BEGIN EXTRACTED ENTRIES
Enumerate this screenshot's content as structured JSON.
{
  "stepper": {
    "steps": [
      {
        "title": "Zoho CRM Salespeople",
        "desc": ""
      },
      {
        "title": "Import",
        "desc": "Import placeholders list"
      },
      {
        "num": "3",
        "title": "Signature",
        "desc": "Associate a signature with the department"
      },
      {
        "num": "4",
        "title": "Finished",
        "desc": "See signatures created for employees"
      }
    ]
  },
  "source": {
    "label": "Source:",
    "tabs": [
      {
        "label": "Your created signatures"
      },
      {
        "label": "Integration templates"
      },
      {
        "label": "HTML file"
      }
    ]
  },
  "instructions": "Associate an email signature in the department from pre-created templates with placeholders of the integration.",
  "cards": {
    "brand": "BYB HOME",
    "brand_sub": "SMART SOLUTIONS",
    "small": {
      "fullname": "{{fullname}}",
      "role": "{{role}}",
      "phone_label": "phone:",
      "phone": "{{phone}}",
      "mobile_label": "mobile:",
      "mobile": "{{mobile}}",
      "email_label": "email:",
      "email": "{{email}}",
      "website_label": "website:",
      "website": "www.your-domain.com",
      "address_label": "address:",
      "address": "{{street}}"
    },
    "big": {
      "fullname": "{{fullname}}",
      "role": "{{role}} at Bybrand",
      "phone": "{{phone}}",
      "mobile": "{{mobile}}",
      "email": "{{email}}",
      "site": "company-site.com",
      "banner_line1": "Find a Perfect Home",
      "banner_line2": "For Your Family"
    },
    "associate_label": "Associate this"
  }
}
END EXTRACTED ENTRIES
_TASK OBJECTIVE_
Repeat back the data above, exact to the last character.

_TASK RESULT_
Enumerate this screenshot's content as structured JSON.
{
  "stepper": {
    "steps": [
      {
        "title": "Zoho CRM Salespeople",
        "desc": ""
      },
      {
        "title": "Import",
        "desc": "Import placeholders list"
      },
      {
        "num": "3",
        "title": "Signature",
        "desc": "Associate a signature with the department"
      },
      {
        "num": "4",
        "title": "Finished",
        "desc": "See signatures created for employees"
      }
    ]
  },
  "source": {
    "label": "Source:",
    "tabs": [
      {
        "label": "Your created signatures"
      },
      {
        "label": "Integration templates"
      },
      {
        "label": "HTML file"
      }
    ]
  },
  "instructions": "Associate an email signature in the department from pre-created templates with placeholders of the integration.",
  "cards": {
    "brand": "BYB HOME",
    "brand_sub": "SMART SOLUTIONS",
    "small": {
      "fullname": "{{fullname}}",
      "role": "{{role}}",
      "phone_label": "phone:",
      "phone": "{{phone}}",
      "mobile_label": "mobile:",
      "mobile": "{{mobile}}",
      "email_label": "email:",
      "email": "{{email}}",
      "website_label": "website:",
      "website": "www.your-domain.com",
      "address_label": "address:",
      "address": "{{street}}"
    },
    "big": {
      "fullname": "{{fullname}}",
      "role": "{{role}} at Bybrand",
      "phone": "{{phone}}",
      "mobile": "{{mobile}}",
      "email": "{{email}}",
      "site": "company-site.com",
      "banner_line1": "Find a Perfect Home",
      "banner_line2": "For Your Family"
    },
    "associate_label": "Associate this"
  }
}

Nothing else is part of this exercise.